# WHAT TO WORK ON
Pick out and copy every line below that has the word "GARDENS".
◇ ◇ ◇ ◇ ◇
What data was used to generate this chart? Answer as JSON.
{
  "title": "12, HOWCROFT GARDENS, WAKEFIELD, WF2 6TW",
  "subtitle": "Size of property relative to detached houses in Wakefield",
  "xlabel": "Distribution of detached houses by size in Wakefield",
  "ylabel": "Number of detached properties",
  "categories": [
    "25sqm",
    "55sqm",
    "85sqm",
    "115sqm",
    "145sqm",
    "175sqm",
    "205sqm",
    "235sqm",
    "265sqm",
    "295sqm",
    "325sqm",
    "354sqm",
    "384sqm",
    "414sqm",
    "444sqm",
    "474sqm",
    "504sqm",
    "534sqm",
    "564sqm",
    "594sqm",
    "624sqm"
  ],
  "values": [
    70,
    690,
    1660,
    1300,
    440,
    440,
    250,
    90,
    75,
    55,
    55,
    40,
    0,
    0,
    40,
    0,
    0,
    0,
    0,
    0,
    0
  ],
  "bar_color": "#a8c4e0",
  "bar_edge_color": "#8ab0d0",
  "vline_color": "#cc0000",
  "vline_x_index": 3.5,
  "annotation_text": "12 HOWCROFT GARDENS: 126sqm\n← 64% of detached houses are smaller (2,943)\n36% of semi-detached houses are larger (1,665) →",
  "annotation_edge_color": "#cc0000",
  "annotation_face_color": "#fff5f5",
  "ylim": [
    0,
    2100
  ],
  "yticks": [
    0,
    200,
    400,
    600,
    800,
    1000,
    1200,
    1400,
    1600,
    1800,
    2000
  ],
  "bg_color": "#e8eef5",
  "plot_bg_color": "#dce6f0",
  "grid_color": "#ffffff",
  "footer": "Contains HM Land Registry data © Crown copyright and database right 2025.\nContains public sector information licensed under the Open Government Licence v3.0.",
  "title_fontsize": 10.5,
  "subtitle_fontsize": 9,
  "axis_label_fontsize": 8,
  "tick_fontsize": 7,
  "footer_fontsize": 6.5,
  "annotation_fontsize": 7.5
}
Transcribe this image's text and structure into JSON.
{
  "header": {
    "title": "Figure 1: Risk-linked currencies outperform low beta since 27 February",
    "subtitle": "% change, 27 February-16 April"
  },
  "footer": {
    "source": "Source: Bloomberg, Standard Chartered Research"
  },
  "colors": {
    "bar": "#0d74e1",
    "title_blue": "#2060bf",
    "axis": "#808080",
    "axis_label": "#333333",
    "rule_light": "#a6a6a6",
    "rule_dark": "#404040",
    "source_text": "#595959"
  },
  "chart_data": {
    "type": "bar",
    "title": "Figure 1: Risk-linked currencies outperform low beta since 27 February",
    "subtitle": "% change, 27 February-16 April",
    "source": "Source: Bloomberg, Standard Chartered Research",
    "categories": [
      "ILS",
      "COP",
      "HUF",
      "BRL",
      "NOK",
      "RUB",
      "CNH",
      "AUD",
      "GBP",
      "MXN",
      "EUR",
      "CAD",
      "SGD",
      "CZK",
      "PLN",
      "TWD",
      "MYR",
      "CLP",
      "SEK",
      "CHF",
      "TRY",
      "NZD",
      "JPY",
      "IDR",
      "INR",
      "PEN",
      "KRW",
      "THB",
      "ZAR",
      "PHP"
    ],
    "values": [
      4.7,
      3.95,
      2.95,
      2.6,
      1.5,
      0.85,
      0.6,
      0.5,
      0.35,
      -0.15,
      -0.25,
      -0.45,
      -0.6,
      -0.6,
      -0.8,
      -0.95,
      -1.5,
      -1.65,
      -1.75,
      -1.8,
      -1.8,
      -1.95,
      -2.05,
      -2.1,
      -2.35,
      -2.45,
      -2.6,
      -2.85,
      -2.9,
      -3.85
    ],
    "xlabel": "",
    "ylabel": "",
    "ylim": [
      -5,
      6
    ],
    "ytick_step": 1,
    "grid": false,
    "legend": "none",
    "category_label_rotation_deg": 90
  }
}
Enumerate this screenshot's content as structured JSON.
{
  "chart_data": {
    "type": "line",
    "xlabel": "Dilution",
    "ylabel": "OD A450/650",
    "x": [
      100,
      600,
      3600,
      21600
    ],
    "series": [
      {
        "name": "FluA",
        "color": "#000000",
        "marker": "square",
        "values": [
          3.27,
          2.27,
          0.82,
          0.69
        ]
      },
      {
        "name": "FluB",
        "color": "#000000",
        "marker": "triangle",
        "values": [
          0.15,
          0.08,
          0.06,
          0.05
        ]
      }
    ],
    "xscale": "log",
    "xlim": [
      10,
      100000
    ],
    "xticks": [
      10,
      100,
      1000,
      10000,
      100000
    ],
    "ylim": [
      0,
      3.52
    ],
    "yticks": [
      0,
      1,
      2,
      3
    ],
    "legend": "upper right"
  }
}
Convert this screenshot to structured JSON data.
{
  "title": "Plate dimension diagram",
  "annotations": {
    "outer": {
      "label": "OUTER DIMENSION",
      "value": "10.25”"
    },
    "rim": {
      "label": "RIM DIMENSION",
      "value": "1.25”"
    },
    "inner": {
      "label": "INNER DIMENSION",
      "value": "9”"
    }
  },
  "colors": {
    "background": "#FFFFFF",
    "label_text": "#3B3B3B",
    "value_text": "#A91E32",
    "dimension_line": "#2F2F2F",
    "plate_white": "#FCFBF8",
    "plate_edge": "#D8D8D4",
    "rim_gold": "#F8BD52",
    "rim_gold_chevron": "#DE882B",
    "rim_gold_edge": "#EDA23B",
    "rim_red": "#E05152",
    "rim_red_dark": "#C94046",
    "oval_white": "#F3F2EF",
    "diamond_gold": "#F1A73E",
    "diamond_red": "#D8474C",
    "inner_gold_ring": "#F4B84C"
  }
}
◇ ◇ ◇ ◇ ◇
# SOLUTION FOR THIS TASK
  "title": "12, HOWCROFT GARDENS, WAKEFIELD, WF2 6TW",
  "annotation_text": "12 HOWCROFT GARDENS: 126sqm\n← 64% of detached houses are smaller (2,943)\n36% of semi-detached houses are larger (1,665) →",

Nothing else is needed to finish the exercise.